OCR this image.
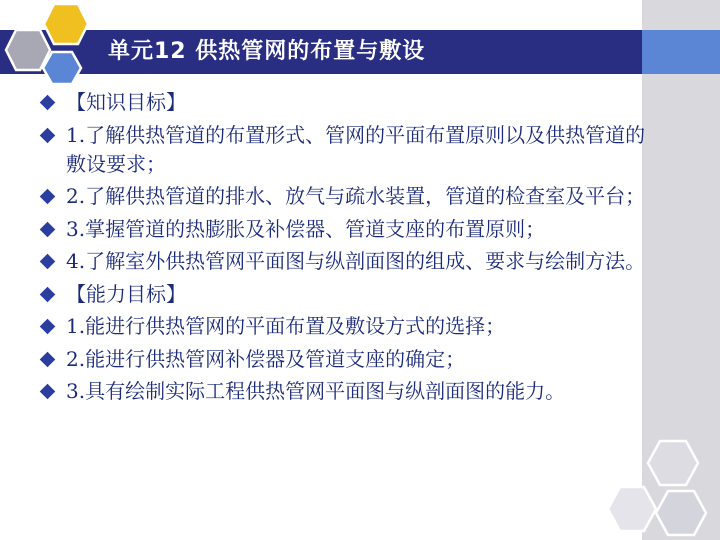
单元12 供热管网的布置与敷设
【知识目标】
1.了解供热管道的布置形式、管网的平面布置原则以及供热管道的敷设要求；
2.了解供热管道的排水、放气与疏水装置，管道的检查室及平台；
3.掌握管道的热膨胀及补偿器、管道支座的布置原则；
4.了解室外供热管网平面图与纵剖面图的组成、要求与绘制方法。
【能力目标】
1.能进行供热管网的平面布置及敷设方式的选择；
2.能进行供热管网补偿器及管道支座的确定；
3.具有绘制实际工程供热管网平面图与纵剖面图的能力。
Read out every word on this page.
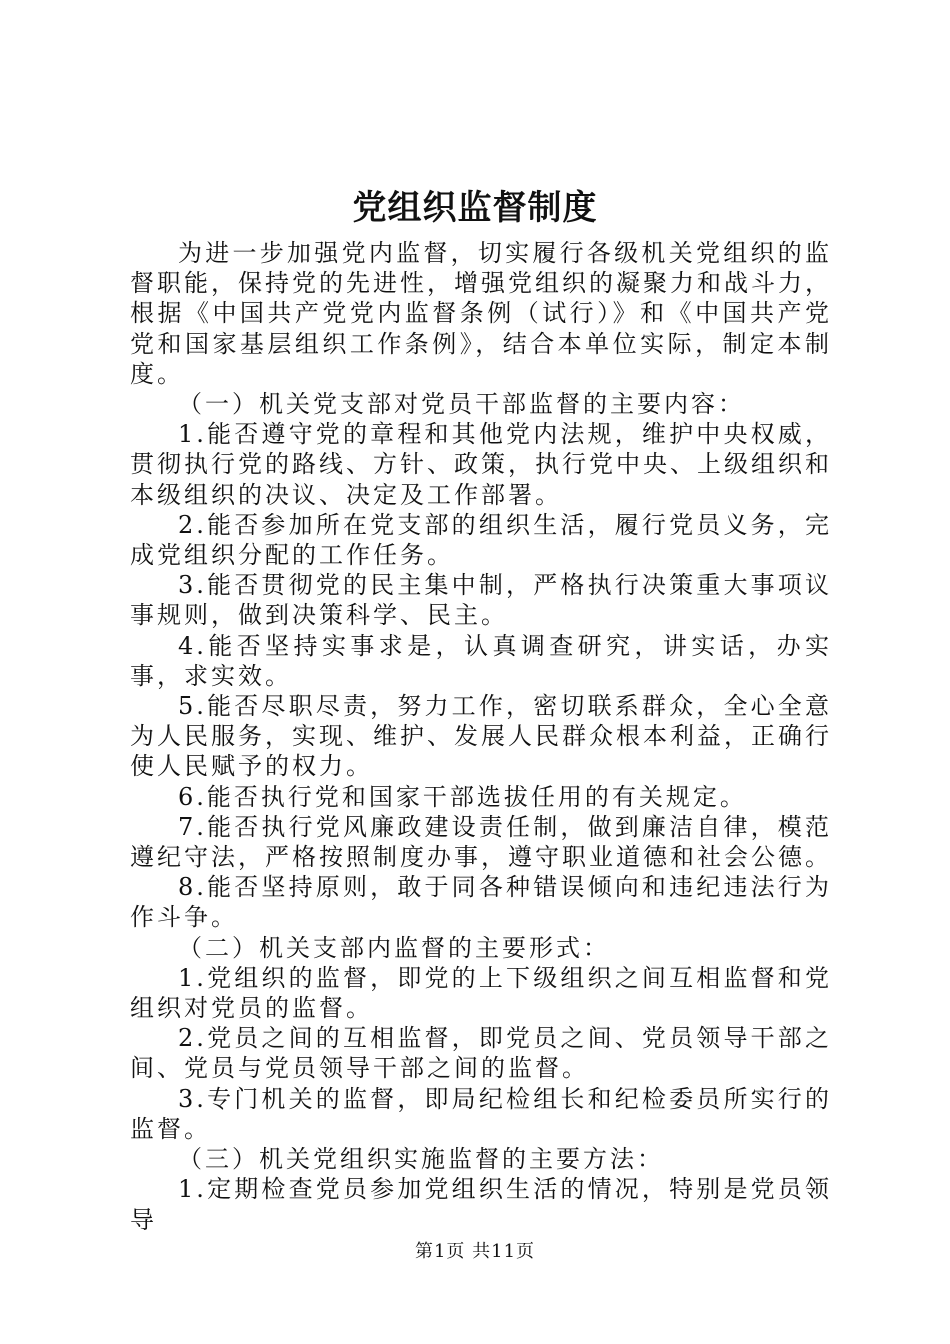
党组织监督制度

为进一步加强党内监督，切实履行各级机关党组织的监督职能，保持党的先进性，增强党组织的凝聚力和战斗力，根据《中国共产党党内监督条例（试行）》和《中国共产党党和国家基层组织工作条例》，结合本单位实际，制定本制度。

（一）机关党支部对党员干部监督的主要内容：

1.能否遵守党的章程和其他党内法规，维护中央权威，贯彻执行党的路线、方针、政策，执行党中央、上级组织和本级组织的决议、决定及工作部署。

2.能否参加所在党支部的组织生活，履行党员义务，完成党组织分配的工作任务。

3.能否贯彻党的民主集中制，严格执行决策重大事项议事规则，做到决策科学、民主。

4.能否坚持实事求是，认真调查研究，讲实话，办实事，求实效。

5.能否尽职尽责，努力工作，密切联系群众，全心全意为人民服务，实现、维护、发展人民群众根本利益，正确行使人民赋予的权力。

6.能否执行党和国家干部选拔任用的有关规定。

7.能否执行党风廉政建设责任制，做到廉洁自律，模范遵纪守法，严格按照制度办事，遵守职业道德和社会公德。

8.能否坚持原则，敢于同各种错误倾向和违纪违法行为作斗争。

（二）机关支部内监督的主要形式：

1.党组织的监督，即党的上下级组织之间互相监督和党组织对党员的监督。

2.党员之间的互相监督，即党员之间、党员领导干部之间、党员与党员领导干部之间的监督。

3.专门机关的监督，即局纪检组长和纪检委员所实行的监督。

（三）机关党组织实施监督的主要方法：

1.定期检查党员参加党组织生活的情况，特别是党员领导

第1页 共11页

## [Set exercise]
Above are the records. Copy every line in them holding "this".

## [Final result]
OCR this image.
Read out every word on this page.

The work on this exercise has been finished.